- **BRIEF**
Write out the listing exactly as it is given.

- **DATA TO USE**
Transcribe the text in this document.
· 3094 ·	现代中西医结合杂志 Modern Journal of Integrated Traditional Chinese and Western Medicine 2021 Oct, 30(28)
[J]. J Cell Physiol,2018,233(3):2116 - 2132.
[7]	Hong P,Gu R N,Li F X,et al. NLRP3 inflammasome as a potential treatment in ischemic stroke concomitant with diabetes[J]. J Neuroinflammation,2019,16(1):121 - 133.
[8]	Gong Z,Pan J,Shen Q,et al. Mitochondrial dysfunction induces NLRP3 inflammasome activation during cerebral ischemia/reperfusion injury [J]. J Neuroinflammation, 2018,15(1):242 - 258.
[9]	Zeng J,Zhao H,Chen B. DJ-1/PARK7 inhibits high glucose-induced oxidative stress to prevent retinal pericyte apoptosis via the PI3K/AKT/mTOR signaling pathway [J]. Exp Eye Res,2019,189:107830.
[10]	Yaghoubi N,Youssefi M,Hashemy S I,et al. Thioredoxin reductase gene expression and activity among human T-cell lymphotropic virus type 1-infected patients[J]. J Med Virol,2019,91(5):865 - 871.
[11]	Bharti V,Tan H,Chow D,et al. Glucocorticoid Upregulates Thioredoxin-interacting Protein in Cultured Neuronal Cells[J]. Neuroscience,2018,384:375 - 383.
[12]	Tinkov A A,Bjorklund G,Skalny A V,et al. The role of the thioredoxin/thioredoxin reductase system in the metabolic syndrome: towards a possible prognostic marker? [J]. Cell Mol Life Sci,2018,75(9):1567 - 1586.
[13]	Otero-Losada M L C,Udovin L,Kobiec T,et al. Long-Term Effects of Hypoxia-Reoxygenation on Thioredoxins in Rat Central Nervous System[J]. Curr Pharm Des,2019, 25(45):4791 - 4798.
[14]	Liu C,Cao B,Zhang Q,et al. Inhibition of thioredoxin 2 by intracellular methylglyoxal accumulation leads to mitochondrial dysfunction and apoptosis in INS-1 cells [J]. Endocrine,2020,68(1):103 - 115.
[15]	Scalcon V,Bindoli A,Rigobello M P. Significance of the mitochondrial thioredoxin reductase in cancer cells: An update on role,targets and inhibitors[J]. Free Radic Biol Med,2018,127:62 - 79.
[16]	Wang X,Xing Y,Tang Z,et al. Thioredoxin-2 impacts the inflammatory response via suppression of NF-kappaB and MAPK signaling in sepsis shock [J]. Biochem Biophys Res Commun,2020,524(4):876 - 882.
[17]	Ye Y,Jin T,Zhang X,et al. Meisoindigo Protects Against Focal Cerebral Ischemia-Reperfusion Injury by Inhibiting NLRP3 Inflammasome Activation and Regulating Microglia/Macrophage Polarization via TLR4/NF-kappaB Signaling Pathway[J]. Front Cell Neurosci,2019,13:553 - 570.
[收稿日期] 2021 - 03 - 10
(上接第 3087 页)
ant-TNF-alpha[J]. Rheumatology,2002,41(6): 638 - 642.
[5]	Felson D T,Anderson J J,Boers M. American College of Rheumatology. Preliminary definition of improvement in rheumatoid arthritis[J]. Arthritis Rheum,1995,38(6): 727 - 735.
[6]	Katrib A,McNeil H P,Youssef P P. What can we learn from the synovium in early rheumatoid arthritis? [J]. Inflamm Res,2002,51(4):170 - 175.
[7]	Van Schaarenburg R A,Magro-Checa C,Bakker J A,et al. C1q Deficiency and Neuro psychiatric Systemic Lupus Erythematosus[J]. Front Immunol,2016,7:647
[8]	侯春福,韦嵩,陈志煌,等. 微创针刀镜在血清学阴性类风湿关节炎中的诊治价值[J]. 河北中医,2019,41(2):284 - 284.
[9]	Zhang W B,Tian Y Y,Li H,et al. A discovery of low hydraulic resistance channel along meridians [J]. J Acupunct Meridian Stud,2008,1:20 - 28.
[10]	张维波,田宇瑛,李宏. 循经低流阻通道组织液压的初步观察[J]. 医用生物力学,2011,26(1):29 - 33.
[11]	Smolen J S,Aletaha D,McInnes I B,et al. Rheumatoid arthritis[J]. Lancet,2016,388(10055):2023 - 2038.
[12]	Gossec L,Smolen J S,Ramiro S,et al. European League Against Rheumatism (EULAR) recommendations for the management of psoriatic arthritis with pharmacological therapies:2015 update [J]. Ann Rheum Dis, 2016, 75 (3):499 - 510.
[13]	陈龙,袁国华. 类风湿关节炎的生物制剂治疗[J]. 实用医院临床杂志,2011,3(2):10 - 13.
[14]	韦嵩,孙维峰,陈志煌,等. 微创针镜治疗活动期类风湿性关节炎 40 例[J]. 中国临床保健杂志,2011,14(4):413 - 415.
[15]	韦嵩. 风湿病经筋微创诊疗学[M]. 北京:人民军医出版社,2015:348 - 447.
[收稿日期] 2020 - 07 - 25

- **REPLY**
Transcribe the text in this document.
· 3094 ·	现代中西医结合杂志 Modern Journal of Integrated Traditional Chinese and Western Medicine 2021 Oct, 30(28)
[J]. J Cell Physiol,2018,233(3):2116 - 2132.
[7]	Hong P,Gu R N,Li F X,et al. NLRP3 inflammasome as a potential treatment in ischemic stroke concomitant with diabetes[J]. J Neuroinflammation,2019,16(1):121 - 133.
[8]	Gong Z,Pan J,Shen Q,et al. Mitochondrial dysfunction induces NLRP3 inflammasome activation during cerebral ischemia/reperfusion injury [J]. J Neuroinflammation, 2018,15(1):242 - 258.
[9]	Zeng J,Zhao H,Chen B. DJ-1/PARK7 inhibits high glucose-induced oxidative stress to prevent retinal pericyte apoptosis via the PI3K/AKT/mTOR signaling pathway [J]. Exp Eye Res,2019,189:107830.
[10]	Yaghoubi N,Youssefi M,Hashemy S I,et al. Thioredoxin reductase gene expression and activity among human T-cell lymphotropic virus type 1-infected patients[J]. J Med Virol,2019,91(5):865 - 871.
[11]	Bharti V,Tan H,Chow D,et al. Glucocorticoid Upregulates Thioredoxin-interacting Protein in Cultured Neuronal Cells[J]. Neuroscience,2018,384:375 - 383.
[12]	Tinkov A A,Bjorklund G,Skalny A V,et al. The role of the thioredoxin/thioredoxin reductase system in the metabolic syndrome: towards a possible prognostic marker? [J]. Cell Mol Life Sci,2018,75(9):1567 - 1586.
[13]	Otero-Losada M L C,Udovin L,Kobiec T,et al. Long-Term Effects of Hypoxia-Reoxygenation on Thioredoxins in Rat Central Nervous System[J]. Curr Pharm Des,2019, 25(45):4791 - 4798.
[14]	Liu C,Cao B,Zhang Q,et al. Inhibition of thioredoxin 2 by intracellular methylglyoxal accumulation leads to mitochondrial dysfunction and apoptosis in INS-1 cells [J]. Endocrine,2020,68(1):103 - 115.
[15]	Scalcon V,Bindoli A,Rigobello M P. Significance of the mitochondrial thioredoxin reductase in cancer cells: An update on role,targets and inhibitors[J]. Free Radic Biol Med,2018,127:62 - 79.
[16]	Wang X,Xing Y,Tang Z,et al. Thioredoxin-2 impacts the inflammatory response via suppression of NF-kappaB and MAPK signaling in sepsis shock [J]. Biochem Biophys Res Commun,2020,524(4):876 - 882.
[17]	Ye Y,Jin T,Zhang X,et al. Meisoindigo Protects Against Focal Cerebral Ischemia-Reperfusion Injury by Inhibiting NLRP3 Inflammasome Activation and Regulating Microglia/Macrophage Polarization via TLR4/NF-kappaB Signaling Pathway[J]. Front Cell Neurosci,2019,13:553 - 570.
[收稿日期] 2021 - 03 - 10
(上接第 3087 页)
ant-TNF-alpha[J]. Rheumatology,2002,41(6): 638 - 642.
[5]	Felson D T,Anderson J J,Boers M. American College of Rheumatology. Preliminary definition of improvement in rheumatoid arthritis[J]. Arthritis Rheum,1995,38(6): 727 - 735.
[6]	Katrib A,McNeil H P,Youssef P P. What can we learn from the synovium in early rheumatoid arthritis? [J]. Inflamm Res,2002,51(4):170 - 175.
[7]	Van Schaarenburg R A,Magro-Checa C,Bakker J A,et al. C1q Deficiency and Neuro psychiatric Systemic Lupus Erythematosus[J]. Front Immunol,2016,7:647
[8]	侯春福,韦嵩,陈志煌,等. 微创针刀镜在血清学阴性类风湿关节炎中的诊治价值[J]. 河北中医,2019,41(2):284 - 284.
[9]	Zhang W B,Tian Y Y,Li H,et al. A discovery of low hydraulic resistance channel along meridians [J]. J Acupunct Meridian Stud,2008,1:20 - 28.
[10]	张维波,田宇瑛,李宏. 循经低流阻通道组织液压的初步观察[J]. 医用生物力学,2011,26(1):29 - 33.
[11]	Smolen J S,Aletaha D,McInnes I B,et al. Rheumatoid arthritis[J]. Lancet,2016,388(10055):2023 - 2038.
[12]	Gossec L,Smolen J S,Ramiro S,et al. European League Against Rheumatism (EULAR) recommendations for the management of psoriatic arthritis with pharmacological therapies:2015 update [J]. Ann Rheum Dis, 2016, 75 (3):499 - 510.
[13]	陈龙,袁国华. 类风湿关节炎的生物制剂治疗[J]. 实用医院临床杂志,2011,3(2):10 - 13.
[14]	韦嵩,孙维峰,陈志煌,等. 微创针镜治疗活动期类风湿性关节炎 40 例[J]. 中国临床保健杂志,2011,14(4):413 - 415.
[15]	韦嵩. 风湿病经筋微创诊疗学[M]. 北京:人民军医出版社,2015:348 - 447.
[收稿日期] 2020 - 07 - 25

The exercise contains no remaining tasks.